__GOAL__.
Set down exactly the lines from the one containing "What's the underlying" through the end of the records below, both included, and nothing else.

__DATASET RECORDS__.
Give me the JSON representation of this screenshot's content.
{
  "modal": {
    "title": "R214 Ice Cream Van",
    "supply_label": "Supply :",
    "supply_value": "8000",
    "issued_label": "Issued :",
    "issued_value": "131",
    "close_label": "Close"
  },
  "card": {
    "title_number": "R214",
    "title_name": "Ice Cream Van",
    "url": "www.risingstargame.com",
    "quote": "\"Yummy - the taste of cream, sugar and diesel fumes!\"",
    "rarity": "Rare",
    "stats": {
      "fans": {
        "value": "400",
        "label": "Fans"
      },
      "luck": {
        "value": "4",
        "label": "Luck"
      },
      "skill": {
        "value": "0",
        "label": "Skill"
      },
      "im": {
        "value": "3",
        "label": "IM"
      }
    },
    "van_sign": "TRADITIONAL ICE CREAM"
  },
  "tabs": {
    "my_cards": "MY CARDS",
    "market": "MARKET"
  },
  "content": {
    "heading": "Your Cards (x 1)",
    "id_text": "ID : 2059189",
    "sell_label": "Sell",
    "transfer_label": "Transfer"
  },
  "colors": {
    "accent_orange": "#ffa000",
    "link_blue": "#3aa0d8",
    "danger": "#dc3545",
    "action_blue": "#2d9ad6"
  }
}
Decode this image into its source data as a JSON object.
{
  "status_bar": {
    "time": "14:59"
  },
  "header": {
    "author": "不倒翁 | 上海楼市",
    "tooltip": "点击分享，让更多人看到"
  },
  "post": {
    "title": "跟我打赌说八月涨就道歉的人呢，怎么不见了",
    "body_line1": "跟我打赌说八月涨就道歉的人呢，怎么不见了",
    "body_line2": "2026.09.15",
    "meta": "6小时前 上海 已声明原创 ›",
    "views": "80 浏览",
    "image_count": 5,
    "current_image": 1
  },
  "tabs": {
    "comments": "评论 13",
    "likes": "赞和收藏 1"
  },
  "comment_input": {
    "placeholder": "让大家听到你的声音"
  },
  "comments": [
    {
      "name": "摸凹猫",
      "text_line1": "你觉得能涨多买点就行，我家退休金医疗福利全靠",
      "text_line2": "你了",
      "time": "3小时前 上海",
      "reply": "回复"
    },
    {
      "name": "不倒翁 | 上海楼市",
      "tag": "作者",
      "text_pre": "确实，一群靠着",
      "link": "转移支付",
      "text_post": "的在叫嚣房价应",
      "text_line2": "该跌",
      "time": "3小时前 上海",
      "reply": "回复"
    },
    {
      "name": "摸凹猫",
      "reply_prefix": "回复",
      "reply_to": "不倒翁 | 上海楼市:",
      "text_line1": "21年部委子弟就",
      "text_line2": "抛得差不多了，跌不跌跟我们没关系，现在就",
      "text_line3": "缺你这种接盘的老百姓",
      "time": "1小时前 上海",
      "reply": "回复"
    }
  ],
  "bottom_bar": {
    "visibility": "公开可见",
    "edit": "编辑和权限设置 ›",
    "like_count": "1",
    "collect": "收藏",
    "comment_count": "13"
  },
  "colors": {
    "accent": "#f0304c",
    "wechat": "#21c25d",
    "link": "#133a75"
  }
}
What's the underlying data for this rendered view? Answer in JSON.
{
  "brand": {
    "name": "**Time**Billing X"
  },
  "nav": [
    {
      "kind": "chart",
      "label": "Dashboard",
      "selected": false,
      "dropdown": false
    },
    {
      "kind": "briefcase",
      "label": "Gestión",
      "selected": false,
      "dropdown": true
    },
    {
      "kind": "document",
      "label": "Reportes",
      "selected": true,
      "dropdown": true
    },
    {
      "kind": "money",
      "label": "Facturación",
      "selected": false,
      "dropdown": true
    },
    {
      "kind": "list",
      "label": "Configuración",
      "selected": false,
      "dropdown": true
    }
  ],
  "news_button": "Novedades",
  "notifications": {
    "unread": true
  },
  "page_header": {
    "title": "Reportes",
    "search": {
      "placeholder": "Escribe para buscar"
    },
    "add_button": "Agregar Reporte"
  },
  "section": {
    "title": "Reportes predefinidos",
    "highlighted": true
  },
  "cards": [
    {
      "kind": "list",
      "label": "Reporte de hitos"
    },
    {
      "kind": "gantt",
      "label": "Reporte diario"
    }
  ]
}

__WORKED SOLUTION__.
What's the underlying data for this rendered view? Answer in JSON.
{
  "brand": {
    "name": "**Time**Billing X"
  },
  "nav": [
    {
      "kind": "chart",
      "label": "Dashboard",
      "selected": false,
      "dropdown": false
    },
    {
      "kind": "briefcase",
      "label": "Gestión",
      "selected": false,
      "dropdown": true
    },
    {
      "kind": "document",
      "label": "Reportes",
      "selected": true,
      "dropdown": true
    },
    {
      "kind": "money",
      "label": "Facturación",
      "selected": false,
      "dropdown": true
    },
    {
      "kind": "list",
      "label": "Configuración",
      "selected": false,
      "dropdown": true
    }
  ],
  "news_button": "Novedades",
  "notifications": {
    "unread": true
  },
  "page_header": {
    "title": "Reportes",
    "search": {
      "placeholder": "Escribe para buscar"
    },
    "add_button": "Agregar Reporte"
  },
  "section": {
    "title": "Reportes predefinidos",
    "highlighted": true
  },
  "cards": [
    {
      "kind": "list",
      "label": "Reporte de hitos"
    },
    {
      "kind": "gantt",
      "label": "Reporte diario"
    }
  ]
}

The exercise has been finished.